PROVIDED ENTRIES:
━━━━━━
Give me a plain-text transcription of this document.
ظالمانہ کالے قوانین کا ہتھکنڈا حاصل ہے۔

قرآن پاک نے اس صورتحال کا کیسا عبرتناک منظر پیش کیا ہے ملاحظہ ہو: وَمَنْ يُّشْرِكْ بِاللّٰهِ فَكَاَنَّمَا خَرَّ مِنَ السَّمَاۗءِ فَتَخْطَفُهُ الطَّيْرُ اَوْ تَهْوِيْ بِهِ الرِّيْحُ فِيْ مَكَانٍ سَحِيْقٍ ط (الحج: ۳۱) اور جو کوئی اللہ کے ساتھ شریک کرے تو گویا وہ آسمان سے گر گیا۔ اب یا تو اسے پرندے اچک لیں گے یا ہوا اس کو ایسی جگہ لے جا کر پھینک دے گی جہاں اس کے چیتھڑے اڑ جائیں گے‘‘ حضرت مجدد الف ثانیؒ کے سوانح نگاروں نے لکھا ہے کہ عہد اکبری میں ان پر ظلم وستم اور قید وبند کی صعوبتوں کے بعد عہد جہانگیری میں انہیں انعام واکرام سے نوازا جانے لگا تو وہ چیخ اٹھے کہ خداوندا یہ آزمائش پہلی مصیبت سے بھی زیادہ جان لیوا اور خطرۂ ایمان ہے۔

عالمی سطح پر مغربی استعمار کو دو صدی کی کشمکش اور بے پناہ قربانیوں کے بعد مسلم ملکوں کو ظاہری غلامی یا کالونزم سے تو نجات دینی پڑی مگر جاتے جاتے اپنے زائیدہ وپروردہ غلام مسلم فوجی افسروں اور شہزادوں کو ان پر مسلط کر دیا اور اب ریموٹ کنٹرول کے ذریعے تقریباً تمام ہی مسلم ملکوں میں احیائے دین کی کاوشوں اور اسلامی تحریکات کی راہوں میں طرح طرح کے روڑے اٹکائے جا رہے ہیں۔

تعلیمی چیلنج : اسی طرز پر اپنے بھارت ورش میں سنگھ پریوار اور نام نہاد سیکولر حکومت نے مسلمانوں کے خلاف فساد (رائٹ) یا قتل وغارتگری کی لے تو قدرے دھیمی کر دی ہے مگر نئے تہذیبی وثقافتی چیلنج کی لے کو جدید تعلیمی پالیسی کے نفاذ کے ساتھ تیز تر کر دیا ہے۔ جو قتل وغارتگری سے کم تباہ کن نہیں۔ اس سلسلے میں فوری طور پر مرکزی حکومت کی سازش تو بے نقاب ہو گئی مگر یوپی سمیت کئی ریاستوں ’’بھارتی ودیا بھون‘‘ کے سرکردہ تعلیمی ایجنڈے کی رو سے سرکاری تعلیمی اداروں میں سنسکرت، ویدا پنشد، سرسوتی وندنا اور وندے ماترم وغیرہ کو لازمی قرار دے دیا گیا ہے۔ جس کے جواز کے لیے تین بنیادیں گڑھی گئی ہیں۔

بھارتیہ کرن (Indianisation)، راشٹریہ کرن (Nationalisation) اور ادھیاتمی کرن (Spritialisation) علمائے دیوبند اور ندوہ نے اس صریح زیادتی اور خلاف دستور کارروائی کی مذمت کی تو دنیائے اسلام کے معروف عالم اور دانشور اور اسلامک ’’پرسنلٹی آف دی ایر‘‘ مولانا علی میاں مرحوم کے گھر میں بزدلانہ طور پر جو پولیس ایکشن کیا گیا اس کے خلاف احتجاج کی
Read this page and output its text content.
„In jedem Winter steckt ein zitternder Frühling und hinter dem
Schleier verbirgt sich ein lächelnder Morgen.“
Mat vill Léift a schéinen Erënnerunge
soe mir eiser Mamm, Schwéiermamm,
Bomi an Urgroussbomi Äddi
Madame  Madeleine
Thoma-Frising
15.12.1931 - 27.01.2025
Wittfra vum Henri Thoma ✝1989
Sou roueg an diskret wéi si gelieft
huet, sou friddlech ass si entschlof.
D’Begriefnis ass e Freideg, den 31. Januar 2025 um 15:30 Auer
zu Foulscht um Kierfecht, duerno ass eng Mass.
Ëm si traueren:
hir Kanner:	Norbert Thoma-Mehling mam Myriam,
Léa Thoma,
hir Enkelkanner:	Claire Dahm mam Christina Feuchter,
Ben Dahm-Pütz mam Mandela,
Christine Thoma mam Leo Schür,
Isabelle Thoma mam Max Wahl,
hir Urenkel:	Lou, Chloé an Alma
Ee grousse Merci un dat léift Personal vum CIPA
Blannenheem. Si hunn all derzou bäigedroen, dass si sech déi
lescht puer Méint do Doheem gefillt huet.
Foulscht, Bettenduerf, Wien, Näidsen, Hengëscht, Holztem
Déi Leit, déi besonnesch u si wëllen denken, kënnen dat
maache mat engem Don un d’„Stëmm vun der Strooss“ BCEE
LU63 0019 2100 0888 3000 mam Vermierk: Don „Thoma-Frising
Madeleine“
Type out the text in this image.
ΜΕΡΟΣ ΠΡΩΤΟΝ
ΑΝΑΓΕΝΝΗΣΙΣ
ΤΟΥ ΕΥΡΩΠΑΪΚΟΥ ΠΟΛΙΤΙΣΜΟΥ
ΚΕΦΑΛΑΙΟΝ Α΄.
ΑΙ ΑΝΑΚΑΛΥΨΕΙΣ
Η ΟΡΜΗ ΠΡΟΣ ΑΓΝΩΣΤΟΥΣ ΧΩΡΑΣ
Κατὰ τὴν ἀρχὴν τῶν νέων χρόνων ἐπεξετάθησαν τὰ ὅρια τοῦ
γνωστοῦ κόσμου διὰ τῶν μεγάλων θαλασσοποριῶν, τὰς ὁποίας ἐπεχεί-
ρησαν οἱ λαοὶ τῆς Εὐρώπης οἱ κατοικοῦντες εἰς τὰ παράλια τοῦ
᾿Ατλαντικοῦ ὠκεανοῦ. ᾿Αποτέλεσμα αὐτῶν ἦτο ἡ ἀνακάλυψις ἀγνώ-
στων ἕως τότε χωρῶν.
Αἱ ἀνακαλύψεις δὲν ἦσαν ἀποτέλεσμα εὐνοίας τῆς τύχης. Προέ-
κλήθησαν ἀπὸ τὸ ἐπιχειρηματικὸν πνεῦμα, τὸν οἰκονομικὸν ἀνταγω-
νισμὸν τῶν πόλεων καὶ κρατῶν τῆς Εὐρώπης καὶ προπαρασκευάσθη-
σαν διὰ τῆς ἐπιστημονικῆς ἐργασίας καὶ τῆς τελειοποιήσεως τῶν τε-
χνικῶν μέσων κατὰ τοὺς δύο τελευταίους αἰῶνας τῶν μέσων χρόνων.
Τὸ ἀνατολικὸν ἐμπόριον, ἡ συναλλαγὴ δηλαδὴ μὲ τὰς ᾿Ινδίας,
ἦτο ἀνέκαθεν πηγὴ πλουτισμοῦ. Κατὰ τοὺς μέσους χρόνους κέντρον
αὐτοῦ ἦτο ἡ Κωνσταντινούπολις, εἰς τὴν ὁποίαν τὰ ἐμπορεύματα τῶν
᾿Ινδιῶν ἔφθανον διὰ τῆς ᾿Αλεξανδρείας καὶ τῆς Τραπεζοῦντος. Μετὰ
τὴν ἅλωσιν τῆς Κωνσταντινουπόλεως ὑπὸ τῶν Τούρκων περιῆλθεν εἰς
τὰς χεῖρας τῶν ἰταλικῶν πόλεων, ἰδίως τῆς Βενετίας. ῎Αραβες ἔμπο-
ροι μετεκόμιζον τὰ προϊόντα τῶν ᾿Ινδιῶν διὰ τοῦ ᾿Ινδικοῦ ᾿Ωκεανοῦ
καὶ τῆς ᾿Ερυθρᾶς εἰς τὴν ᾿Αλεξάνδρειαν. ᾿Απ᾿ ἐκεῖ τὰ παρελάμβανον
━━━━━━
THE TASK: Retype the listing exactly, in full.

EXERCISE RESPONSE:
Give me a plain-text transcription of this document.
ظالمانہ کالے قوانین کا ہتھکنڈا حاصل ہے۔

قرآن پاک نے اس صورتحال کا کیسا عبرتناک منظر پیش کیا ہے ملاحظہ ہو: وَمَنْ يُّشْرِكْ بِاللّٰهِ فَكَاَنَّمَا خَرَّ مِنَ السَّمَاۗءِ فَتَخْطَفُهُ الطَّيْرُ اَوْ تَهْوِيْ بِهِ الرِّيْحُ فِيْ مَكَانٍ سَحِيْقٍ ط (الحج: ۳۱) اور جو کوئی اللہ کے ساتھ شریک کرے تو گویا وہ آسمان سے گر گیا۔ اب یا تو اسے پرندے اچک لیں گے یا ہوا اس کو ایسی جگہ لے جا کر پھینک دے گی جہاں اس کے چیتھڑے اڑ جائیں گے‘‘ حضرت مجدد الف ثانیؒ کے سوانح نگاروں نے لکھا ہے کہ عہد اکبری میں ان پر ظلم وستم اور قید وبند کی صعوبتوں کے بعد عہد جہانگیری میں انہیں انعام واکرام سے نوازا جانے لگا تو وہ چیخ اٹھے کہ خداوندا یہ آزمائش پہلی مصیبت سے بھی زیادہ جان لیوا اور خطرۂ ایمان ہے۔

عالمی سطح پر مغربی استعمار کو دو صدی کی کشمکش اور بے پناہ قربانیوں کے بعد مسلم ملکوں کو ظاہری غلامی یا کالونزم سے تو نجات دینی پڑی مگر جاتے جاتے اپنے زائیدہ وپروردہ غلام مسلم فوجی افسروں اور شہزادوں کو ان پر مسلط کر دیا اور اب ریموٹ کنٹرول کے ذریعے تقریباً تمام ہی مسلم ملکوں میں احیائے دین کی کاوشوں اور اسلامی تحریکات کی راہوں میں طرح طرح کے روڑے اٹکائے جا رہے ہیں۔

تعلیمی چیلنج : اسی طرز پر اپنے بھارت ورش میں سنگھ پریوار اور نام نہاد سیکولر حکومت نے مسلمانوں کے خلاف فساد (رائٹ) یا قتل وغارتگری کی لے تو قدرے دھیمی کر دی ہے مگر نئے تہذیبی وثقافتی چیلنج کی لے کو جدید تعلیمی پالیسی کے نفاذ کے ساتھ تیز تر کر دیا ہے۔ جو قتل وغارتگری سے کم تباہ کن نہیں۔ اس سلسلے میں فوری طور پر مرکزی حکومت کی سازش تو بے نقاب ہو گئی مگر یوپی سمیت کئی ریاستوں ’’بھارتی ودیا بھون‘‘ کے سرکردہ تعلیمی ایجنڈے کی رو سے سرکاری تعلیمی اداروں میں سنسکرت، ویدا پنشد، سرسوتی وندنا اور وندے ماترم وغیرہ کو لازمی قرار دے دیا گیا ہے۔ جس کے جواز کے لیے تین بنیادیں گڑھی گئی ہیں۔

بھارتیہ کرن (Indianisation)، راشٹریہ کرن (Nationalisation) اور ادھیاتمی کرن (Spritialisation) علمائے دیوبند اور ندوہ نے اس صریح زیادتی اور خلاف دستور کارروائی کی مذمت کی تو دنیائے اسلام کے معروف عالم اور دانشور اور اسلامک ’’پرسنلٹی آف دی ایر‘‘ مولانا علی میاں مرحوم کے گھر میں بزدلانہ طور پر جو پولیس ایکشن کیا گیا اس کے خلاف احتجاج کی
Read this page and output its text content.
„In jedem Winter steckt ein zitternder Frühling und hinter dem
Schleier verbirgt sich ein lächelnder Morgen.“
Mat vill Léift a schéinen Erënnerunge
soe mir eiser Mamm, Schwéiermamm,
Bomi an Urgroussbomi Äddi
Madame  Madeleine
Thoma-Frising
15.12.1931 - 27.01.2025
Wittfra vum Henri Thoma ✝1989
Sou roueg an diskret wéi si gelieft
huet, sou friddlech ass si entschlof.
D’Begriefnis ass e Freideg, den 31. Januar 2025 um 15:30 Auer
zu Foulscht um Kierfecht, duerno ass eng Mass.
Ëm si traueren:
hir Kanner:	Norbert Thoma-Mehling mam Myriam,
Léa Thoma,
hir Enkelkanner:	Claire Dahm mam Christina Feuchter,
Ben Dahm-Pütz mam Mandela,
Christine Thoma mam Leo Schür,
Isabelle Thoma mam Max Wahl,
hir Urenkel:	Lou, Chloé an Alma
Ee grousse Merci un dat léift Personal vum CIPA
Blannenheem. Si hunn all derzou bäigedroen, dass si sech déi
lescht puer Méint do Doheem gefillt huet.
Foulscht, Bettenduerf, Wien, Näidsen, Hengëscht, Holztem
Déi Leit, déi besonnesch u si wëllen denken, kënnen dat
maache mat engem Don un d’„Stëmm vun der Strooss“ BCEE
LU63 0019 2100 0888 3000 mam Vermierk: Don „Thoma-Frising
Madeleine“
Type out the text in this image.
ΜΕΡΟΣ ΠΡΩΤΟΝ
ΑΝΑΓΕΝΝΗΣΙΣ
ΤΟΥ ΕΥΡΩΠΑΪΚΟΥ ΠΟΛΙΤΙΣΜΟΥ
ΚΕΦΑΛΑΙΟΝ Α΄.
ΑΙ ΑΝΑΚΑΛΥΨΕΙΣ
Η ΟΡΜΗ ΠΡΟΣ ΑΓΝΩΣΤΟΥΣ ΧΩΡΑΣ
Κατὰ τὴν ἀρχὴν τῶν νέων χρόνων ἐπεξετάθησαν τὰ ὅρια τοῦ
γνωστοῦ κόσμου διὰ τῶν μεγάλων θαλασσοποριῶν, τὰς ὁποίας ἐπεχεί-
ρησαν οἱ λαοὶ τῆς Εὐρώπης οἱ κατοικοῦντες εἰς τὰ παράλια τοῦ
᾿Ατλαντικοῦ ὠκεανοῦ. ᾿Αποτέλεσμα αὐτῶν ἦτο ἡ ἀνακάλυψις ἀγνώ-
στων ἕως τότε χωρῶν.
Αἱ ἀνακαλύψεις δὲν ἦσαν ἀποτέλεσμα εὐνοίας τῆς τύχης. Προέ-
κλήθησαν ἀπὸ τὸ ἐπιχειρηματικὸν πνεῦμα, τὸν οἰκονομικὸν ἀνταγω-
νισμὸν τῶν πόλεων καὶ κρατῶν τῆς Εὐρώπης καὶ προπαρασκευάσθη-
σαν διὰ τῆς ἐπιστημονικῆς ἐργασίας καὶ τῆς τελειοποιήσεως τῶν τε-
χνικῶν μέσων κατὰ τοὺς δύο τελευταίους αἰῶνας τῶν μέσων χρόνων.
Τὸ ἀνατολικὸν ἐμπόριον, ἡ συναλλαγὴ δηλαδὴ μὲ τὰς ᾿Ινδίας,
ἦτο ἀνέκαθεν πηγὴ πλουτισμοῦ. Κατὰ τοὺς μέσους χρόνους κέντρον
αὐτοῦ ἦτο ἡ Κωνσταντινούπολις, εἰς τὴν ὁποίαν τὰ ἐμπορεύματα τῶν
᾿Ινδιῶν ἔφθανον διὰ τῆς ᾿Αλεξανδρείας καὶ τῆς Τραπεζοῦντος. Μετὰ
τὴν ἅλωσιν τῆς Κωνσταντινουπόλεως ὑπὸ τῶν Τούρκων περιῆλθεν εἰς
τὰς χεῖρας τῶν ἰταλικῶν πόλεων, ἰδίως τῆς Βενετίας. ῎Αραβες ἔμπο-
ροι μετεκόμιζον τὰ προϊόντα τῶν ᾿Ινδιῶν διὰ τοῦ ᾿Ινδικοῦ ᾿Ωκεανοῦ
καὶ τῆς ᾿Ερυθρᾶς εἰς τὴν ᾿Αλεξάνδρειαν. ᾿Απ᾿ ἐκεῖ τὰ παρελάμβανον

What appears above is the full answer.